Exercise instructions: In the copy, keep every record exact and leave out all images.
[start Data supplied]
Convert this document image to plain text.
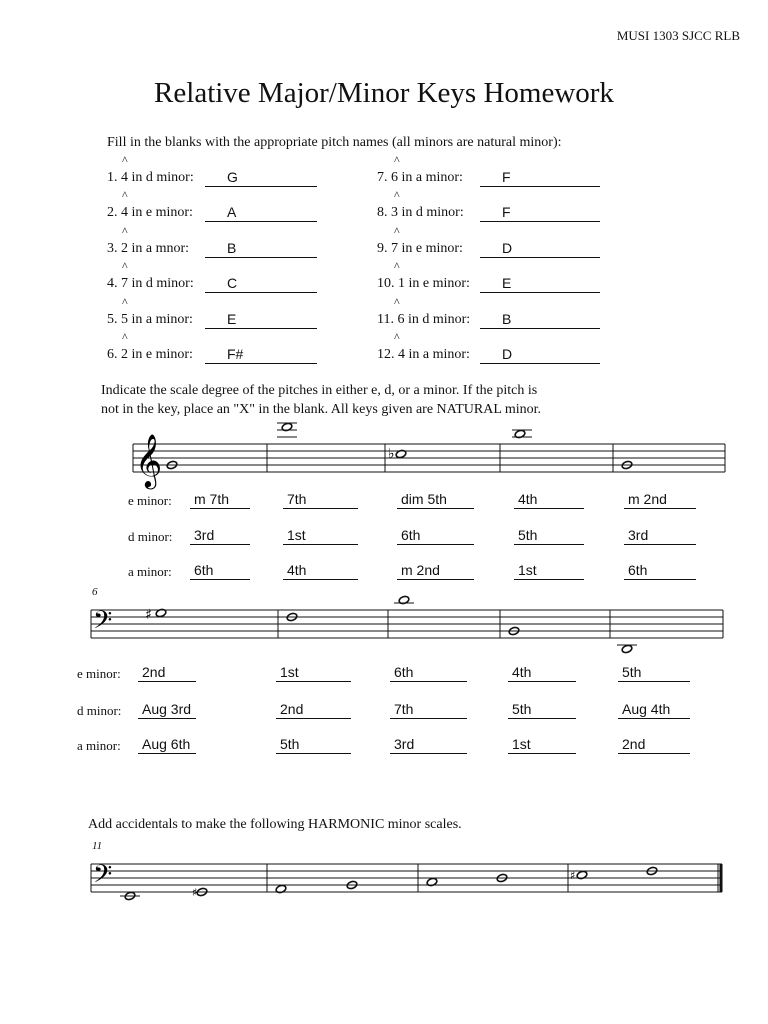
MUSI 1303 SJCC RLB
Relative Major/Minor Keys Homework
Fill in the blanks with the appropriate pitch names (all minors are natural minor):
^
1. 4 in d minor: G
^
2. 4 in e minor: A
^
3. 2 in a mnor:	B
^
4. 7 in d minor: C
^
5. 5 in a minor: E
^
6. 2 in e minor: F#
^
7. 6 in a minor:	F
^
8. 3 in d minor:	F
^
9. 7 in e minor:	D
^
10. 1 in e minor: E
^
11. 6 in d minor: B
^
12. 4 in a minor: D
Indicate the scale degree of the pitches in either e, d, or a minor. If the pitch is
not in the key, place an "X" in the blank. All keys given are NATURAL minor.
𝄞	♭
e minor: m 7th	7th	dim 5th	4th	m 2nd
d minor: 3rd	1st	6th	5th	3rd
a minor: 6th	4th	m 2nd	1st	6th
6
𝄢 ♯
e minor: 2nd	1st	6th	4th	5th
d minor: Aug 3rd	2nd	7th	5th	Aug 4th
a minor: Aug 6th	5th	3rd	1st	2nd
Add accidentals to make the following HARMONIC minor scales.
11
𝄢	♯
♯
[end Data supplied]
Correct result:
Convert this document image to plain text.
MUSI 1303 SJCC RLB
Relative Major/Minor Keys Homework
Fill in the blanks with the appropriate pitch names (all minors are natural minor):
^
1. 4 in d minor: G
^
2. 4 in e minor: A
^
3. 2 in a mnor:	B
^
4. 7 in d minor: C
^
5. 5 in a minor: E
^
6. 2 in e minor: F#
^
7. 6 in a minor:	F
^
8. 3 in d minor:	F
^
9. 7 in e minor:	D
^
10. 1 in e minor: E
^
11. 6 in d minor: B
^
12. 4 in a minor: D
Indicate the scale degree of the pitches in either e, d, or a minor. If the pitch is
not in the key, place an "X" in the blank. All keys given are NATURAL minor.
𝄞	♭
e minor: m 7th	7th	dim 5th	4th	m 2nd
d minor: 3rd	1st	6th	5th	3rd
a minor: 6th	4th	m 2nd	1st	6th
6
𝄢 ♯
e minor: 2nd	1st	6th	4th	5th
d minor: Aug 3rd	2nd	7th	5th	Aug 4th
a minor: Aug 6th	5th	3rd	1st	2nd
Add accidentals to make the following HARMONIC minor scales.
11
𝄢	♯
♯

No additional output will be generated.